-- START OF Entries shown --

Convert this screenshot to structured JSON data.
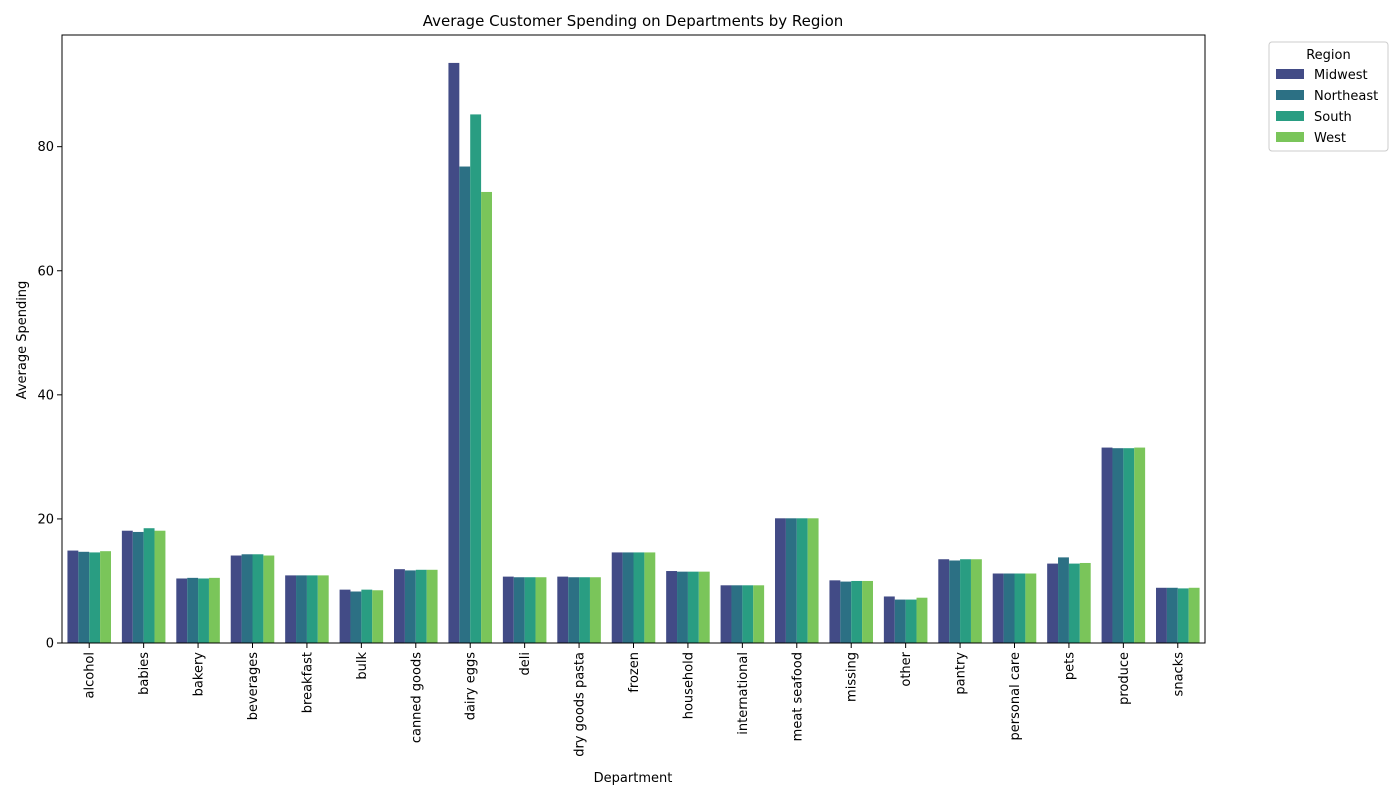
{
  "chart_data": {
    "type": "bar",
    "title": "Average Customer Spending on Departments by Region",
    "xlabel": "Department",
    "ylabel": "Average Spending",
    "ylim": [
      0,
      98
    ],
    "yticks": [
      0,
      20,
      40,
      60,
      80
    ],
    "grid": false,
    "legend": {
      "title": "Region",
      "placement": "outside-top-right"
    },
    "categories": [
      "alcohol",
      "babies",
      "bakery",
      "beverages",
      "breakfast",
      "bulk",
      "canned goods",
      "dairy eggs",
      "deli",
      "dry goods pasta",
      "frozen",
      "household",
      "international",
      "meat seafood",
      "missing",
      "other",
      "pantry",
      "personal care",
      "pets",
      "produce",
      "snacks"
    ],
    "series": [
      {
        "name": "Midwest",
        "color": "#424b86",
        "values": [
          14.9,
          18.1,
          10.4,
          14.1,
          10.9,
          8.6,
          11.9,
          93.5,
          10.7,
          10.7,
          14.6,
          11.6,
          9.3,
          20.1,
          10.1,
          7.5,
          13.5,
          11.2,
          12.8,
          31.5,
          8.9
        ]
      },
      {
        "name": "Northeast",
        "color": "#2c7084",
        "values": [
          14.7,
          17.9,
          10.5,
          14.3,
          10.9,
          8.3,
          11.7,
          76.8,
          10.6,
          10.6,
          14.6,
          11.5,
          9.3,
          20.1,
          9.9,
          7.0,
          13.3,
          11.2,
          13.8,
          31.4,
          8.9
        ]
      },
      {
        "name": "South",
        "color": "#299d82",
        "values": [
          14.6,
          18.5,
          10.4,
          14.3,
          10.9,
          8.6,
          11.8,
          85.2,
          10.6,
          10.6,
          14.6,
          11.5,
          9.3,
          20.1,
          10.0,
          7.0,
          13.5,
          11.2,
          12.8,
          31.4,
          8.8
        ]
      },
      {
        "name": "West",
        "color": "#7ac55a",
        "values": [
          14.8,
          18.1,
          10.5,
          14.1,
          10.9,
          8.5,
          11.8,
          72.7,
          10.6,
          10.6,
          14.6,
          11.5,
          9.3,
          20.1,
          10.0,
          7.3,
          13.5,
          11.2,
          12.9,
          31.5,
          8.9
        ]
      }
    ]
  }
}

-- END OF Entries shown --

Task: Each line of the material must be retyped exactly, except that images are omitted.

Written response:
Convert this screenshot to structured JSON data.
{
  "chart_data": {
    "type": "bar",
    "title": "Average Customer Spending on Departments by Region",
    "xlabel": "Department",
    "ylabel": "Average Spending",
    "ylim": [
      0,
      98
    ],
    "yticks": [
      0,
      20,
      40,
      60,
      80
    ],
    "grid": false,
    "legend": {
      "title": "Region",
      "placement": "outside-top-right"
    },
    "categories": [
      "alcohol",
      "babies",
      "bakery",
      "beverages",
      "breakfast",
      "bulk",
      "canned goods",
      "dairy eggs",
      "deli",
      "dry goods pasta",
      "frozen",
      "household",
      "international",
      "meat seafood",
      "missing",
      "other",
      "pantry",
      "personal care",
      "pets",
      "produce",
      "snacks"
    ],
    "series": [
      {
        "name": "Midwest",
        "color": "#424b86",
        "values": [
          14.9,
          18.1,
          10.4,
          14.1,
          10.9,
          8.6,
          11.9,
          93.5,
          10.7,
          10.7,
          14.6,
          11.6,
          9.3,
          20.1,
          10.1,
          7.5,
          13.5,
          11.2,
          12.8,
          31.5,
          8.9
        ]
      },
      {
        "name": "Northeast",
        "color": "#2c7084",
        "values": [
          14.7,
          17.9,
          10.5,
          14.3,
          10.9,
          8.3,
          11.7,
          76.8,
          10.6,
          10.6,
          14.6,
          11.5,
          9.3,
          20.1,
          9.9,
          7.0,
          13.3,
          11.2,
          13.8,
          31.4,
          8.9
        ]
      },
      {
        "name": "South",
        "color": "#299d82",
        "values": [
          14.6,
          18.5,
          10.4,
          14.3,
          10.9,
          8.6,
          11.8,
          85.2,
          10.6,
          10.6,
          14.6,
          11.5,
          9.3,
          20.1,
          10.0,
          7.0,
          13.5,
          11.2,
          12.8,
          31.4,
          8.8
        ]
      },
      {
        "name": "West",
        "color": "#7ac55a",
        "values": [
          14.8,
          18.1,
          10.5,
          14.1,
          10.9,
          8.5,
          11.8,
          72.7,
          10.6,
          10.6,
          14.6,
          11.5,
          9.3,
          20.1,
          10.0,
          7.3,
          13.5,
          11.2,
          12.9,
          31.5,
          8.9
        ]
      }
    ]
  }
}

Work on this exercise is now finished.